Problem requirements: All the data below goes into the copy word for word, but the pictures don't.

%%

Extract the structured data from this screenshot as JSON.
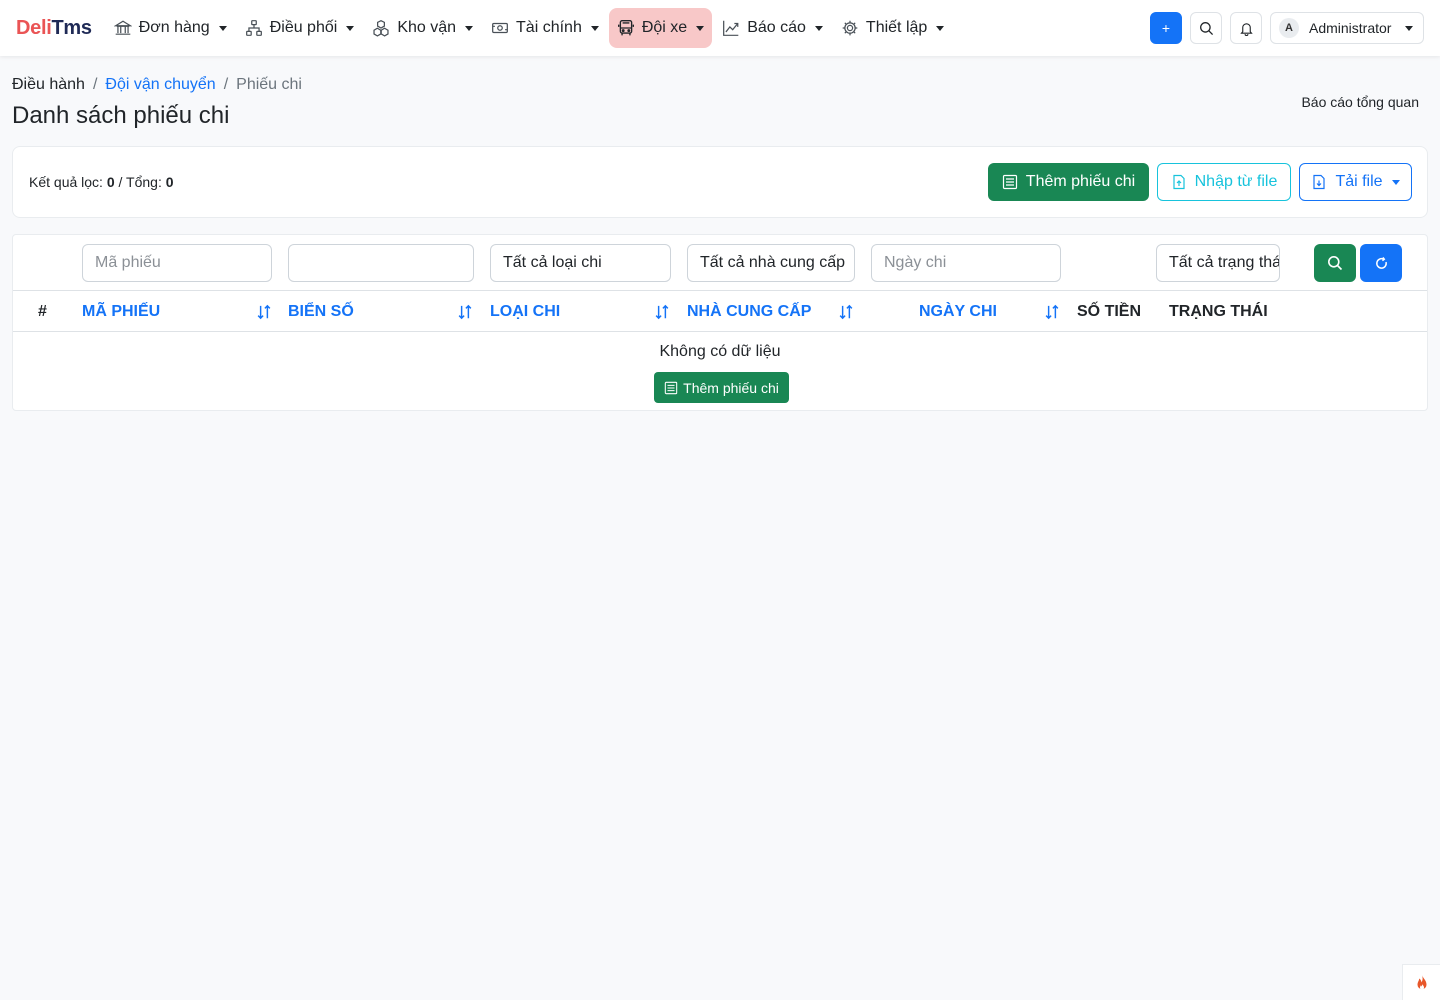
{
  "brand": {
    "part1": "Deli",
    "part2": "Tms"
  },
  "nav": {
    "items": [
      {
        "label": "Đơn hàng",
        "icon": "bank-icon"
      },
      {
        "label": "Điều phối",
        "icon": "diagram-icon"
      },
      {
        "label": "Kho vận",
        "icon": "boxes-icon"
      },
      {
        "label": "Tài chính",
        "icon": "cash-icon"
      },
      {
        "label": "Đội xe",
        "icon": "bus-icon",
        "active": true
      },
      {
        "label": "Báo cáo",
        "icon": "graph-up-icon"
      },
      {
        "label": "Thiết lập",
        "icon": "gear-icon"
      }
    ],
    "quick_add": "+",
    "user": {
      "initial": "A",
      "name": "Administrator"
    }
  },
  "breadcrumb": {
    "root": "Điều hành",
    "parent": "Đội vận chuyển",
    "current": "Phiếu chi"
  },
  "page": {
    "title": "Danh sách phiếu chi",
    "report_link": "Báo cáo tổng quan"
  },
  "summary": {
    "filtered_label": "Kết quả lọc:",
    "filtered_count": "0",
    "separator": " / ",
    "total_label": "Tổng:",
    "total_count": "0"
  },
  "actions": {
    "add": "Thêm phiếu chi",
    "import": "Nhập từ file",
    "download": "Tải file"
  },
  "filters": {
    "code_placeholder": "Mã phiếu",
    "plate_value": "",
    "type_selected": "Tất cả loại chi",
    "supplier_selected": "Tất cả nhà cung cấp",
    "date_placeholder": "Ngày chi",
    "status_selected": "Tất cả trạng thái"
  },
  "table": {
    "columns": [
      "#",
      "Mã phiếu",
      "Biển số",
      "Loại chi",
      "Nhà cung cấp",
      "Ngày chi",
      "Số tiền",
      "Trạng thái"
    ],
    "empty_text": "Không có dữ liệu",
    "empty_add": "Thêm phiếu chi"
  },
  "colors": {
    "primary": "#1473f7",
    "success": "#198754",
    "info": "#17c3dc",
    "danger_brand": "#ea5455",
    "nav_active_bg": "#f8c8c8"
  }
}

%%

Expected output:
Extract the structured data from this screenshot as JSON.
{
  "brand": {
    "part1": "Deli",
    "part2": "Tms"
  },
  "nav": {
    "items": [
      {
        "label": "Đơn hàng",
        "icon": "bank-icon"
      },
      {
        "label": "Điều phối",
        "icon": "diagram-icon"
      },
      {
        "label": "Kho vận",
        "icon": "boxes-icon"
      },
      {
        "label": "Tài chính",
        "icon": "cash-icon"
      },
      {
        "label": "Đội xe",
        "icon": "bus-icon",
        "active": true
      },
      {
        "label": "Báo cáo",
        "icon": "graph-up-icon"
      },
      {
        "label": "Thiết lập",
        "icon": "gear-icon"
      }
    ],
    "quick_add": "+",
    "user": {
      "initial": "A",
      "name": "Administrator"
    }
  },
  "breadcrumb": {
    "root": "Điều hành",
    "parent": "Đội vận chuyển",
    "current": "Phiếu chi"
  },
  "page": {
    "title": "Danh sách phiếu chi",
    "report_link": "Báo cáo tổng quan"
  },
  "summary": {
    "filtered_label": "Kết quả lọc:",
    "filtered_count": "0",
    "separator": " / ",
    "total_label": "Tổng:",
    "total_count": "0"
  },
  "actions": {
    "add": "Thêm phiếu chi",
    "import": "Nhập từ file",
    "download": "Tải file"
  },
  "filters": {
    "code_placeholder": "Mã phiếu",
    "plate_value": "",
    "type_selected": "Tất cả loại chi",
    "supplier_selected": "Tất cả nhà cung cấp",
    "date_placeholder": "Ngày chi",
    "status_selected": "Tất cả trạng thái"
  },
  "table": {
    "columns": [
      "#",
      "Mã phiếu",
      "Biển số",
      "Loại chi",
      "Nhà cung cấp",
      "Ngày chi",
      "Số tiền",
      "Trạng thái"
    ],
    "empty_text": "Không có dữ liệu",
    "empty_add": "Thêm phiếu chi"
  },
  "colors": {
    "primary": "#1473f7",
    "success": "#198754",
    "info": "#17c3dc",
    "danger_brand": "#ea5455",
    "nav_active_bg": "#f8c8c8"
  }
}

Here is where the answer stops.